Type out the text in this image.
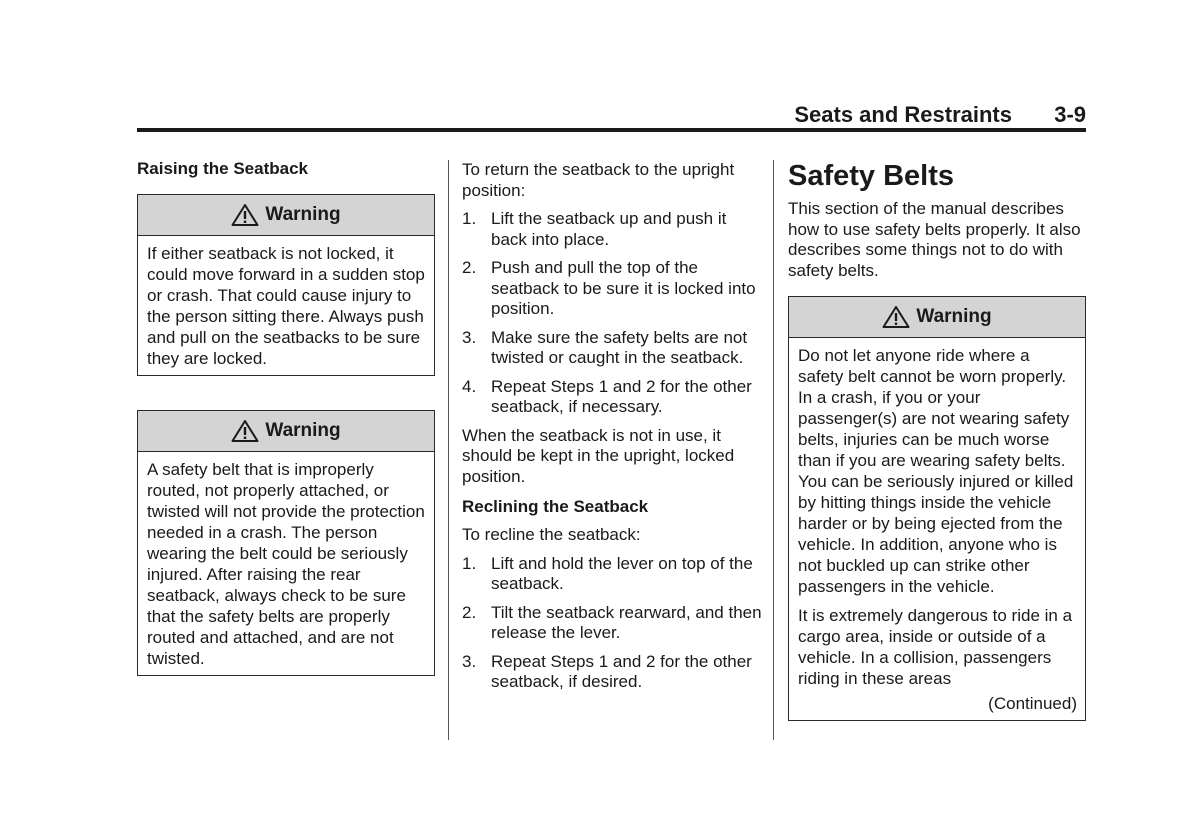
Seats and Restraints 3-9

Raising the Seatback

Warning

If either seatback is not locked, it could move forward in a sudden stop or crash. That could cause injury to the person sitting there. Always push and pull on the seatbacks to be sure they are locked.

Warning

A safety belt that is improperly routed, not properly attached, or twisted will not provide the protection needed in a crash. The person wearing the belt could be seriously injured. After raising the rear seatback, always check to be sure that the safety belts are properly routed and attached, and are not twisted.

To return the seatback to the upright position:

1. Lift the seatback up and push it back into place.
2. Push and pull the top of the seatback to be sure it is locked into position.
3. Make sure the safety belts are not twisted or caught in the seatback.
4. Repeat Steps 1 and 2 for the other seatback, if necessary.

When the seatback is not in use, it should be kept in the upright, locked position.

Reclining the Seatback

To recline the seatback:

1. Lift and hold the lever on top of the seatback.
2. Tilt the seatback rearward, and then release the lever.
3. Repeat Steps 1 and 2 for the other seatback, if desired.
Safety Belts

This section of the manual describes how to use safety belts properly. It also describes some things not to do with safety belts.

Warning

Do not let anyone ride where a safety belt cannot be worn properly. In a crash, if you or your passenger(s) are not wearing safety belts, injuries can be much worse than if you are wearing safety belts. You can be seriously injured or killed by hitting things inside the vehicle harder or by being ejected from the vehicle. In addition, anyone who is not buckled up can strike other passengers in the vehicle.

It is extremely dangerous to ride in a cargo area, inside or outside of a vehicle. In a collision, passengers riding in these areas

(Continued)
- - -
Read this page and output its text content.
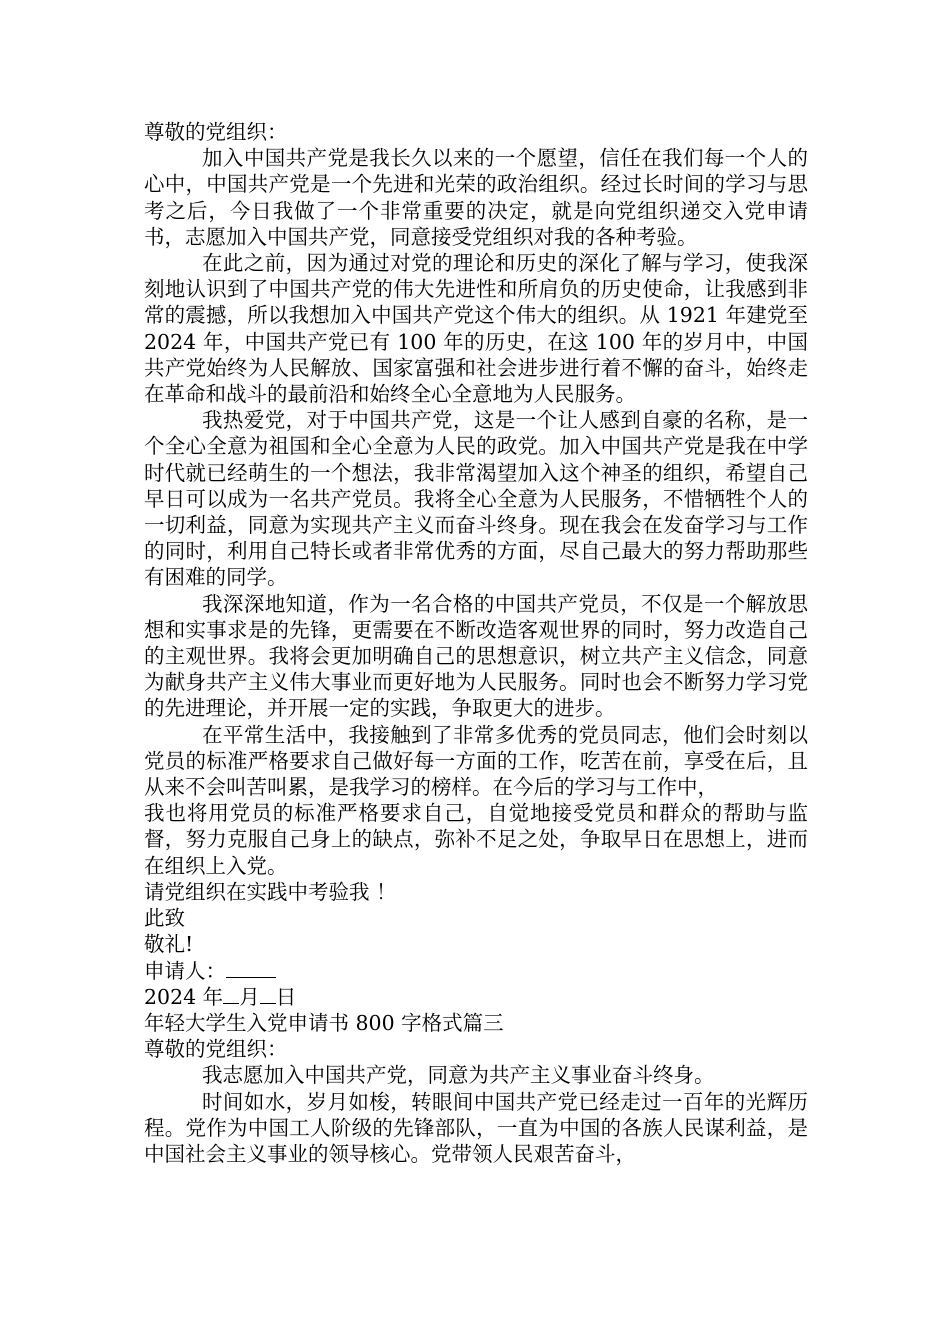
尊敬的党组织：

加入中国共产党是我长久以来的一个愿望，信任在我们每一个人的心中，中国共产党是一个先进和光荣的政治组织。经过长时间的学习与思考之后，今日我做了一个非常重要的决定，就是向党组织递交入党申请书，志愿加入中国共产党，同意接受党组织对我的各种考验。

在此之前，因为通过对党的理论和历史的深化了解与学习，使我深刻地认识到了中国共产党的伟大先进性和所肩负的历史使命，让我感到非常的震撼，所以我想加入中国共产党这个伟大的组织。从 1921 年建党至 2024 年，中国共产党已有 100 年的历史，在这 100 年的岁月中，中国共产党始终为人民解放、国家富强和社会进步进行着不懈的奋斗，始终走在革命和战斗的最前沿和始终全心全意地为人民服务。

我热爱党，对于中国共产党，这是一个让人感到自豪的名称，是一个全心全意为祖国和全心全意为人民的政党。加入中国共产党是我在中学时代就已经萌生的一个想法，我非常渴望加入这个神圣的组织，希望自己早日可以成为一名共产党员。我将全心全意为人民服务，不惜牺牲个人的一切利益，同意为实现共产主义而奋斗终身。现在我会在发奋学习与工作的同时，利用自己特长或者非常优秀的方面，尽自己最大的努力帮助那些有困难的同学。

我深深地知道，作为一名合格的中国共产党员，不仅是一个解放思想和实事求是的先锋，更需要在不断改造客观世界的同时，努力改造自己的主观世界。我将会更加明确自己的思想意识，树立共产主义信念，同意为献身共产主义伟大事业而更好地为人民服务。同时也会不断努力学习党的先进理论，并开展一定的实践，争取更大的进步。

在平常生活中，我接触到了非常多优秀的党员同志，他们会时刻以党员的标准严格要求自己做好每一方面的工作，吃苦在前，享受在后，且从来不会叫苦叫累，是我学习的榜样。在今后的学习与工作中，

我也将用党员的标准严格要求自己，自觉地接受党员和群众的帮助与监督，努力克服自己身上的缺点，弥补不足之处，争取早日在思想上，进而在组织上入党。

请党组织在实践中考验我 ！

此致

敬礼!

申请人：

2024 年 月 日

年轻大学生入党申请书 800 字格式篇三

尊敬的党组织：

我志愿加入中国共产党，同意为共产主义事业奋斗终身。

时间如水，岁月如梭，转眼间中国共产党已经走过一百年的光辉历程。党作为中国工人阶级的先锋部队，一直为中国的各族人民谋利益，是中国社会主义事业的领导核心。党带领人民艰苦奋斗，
- - -
→ **What is required**
Some lines of the records may hold the word "inside". How many do? Answer with a number and nothing else.

→ **Response**
2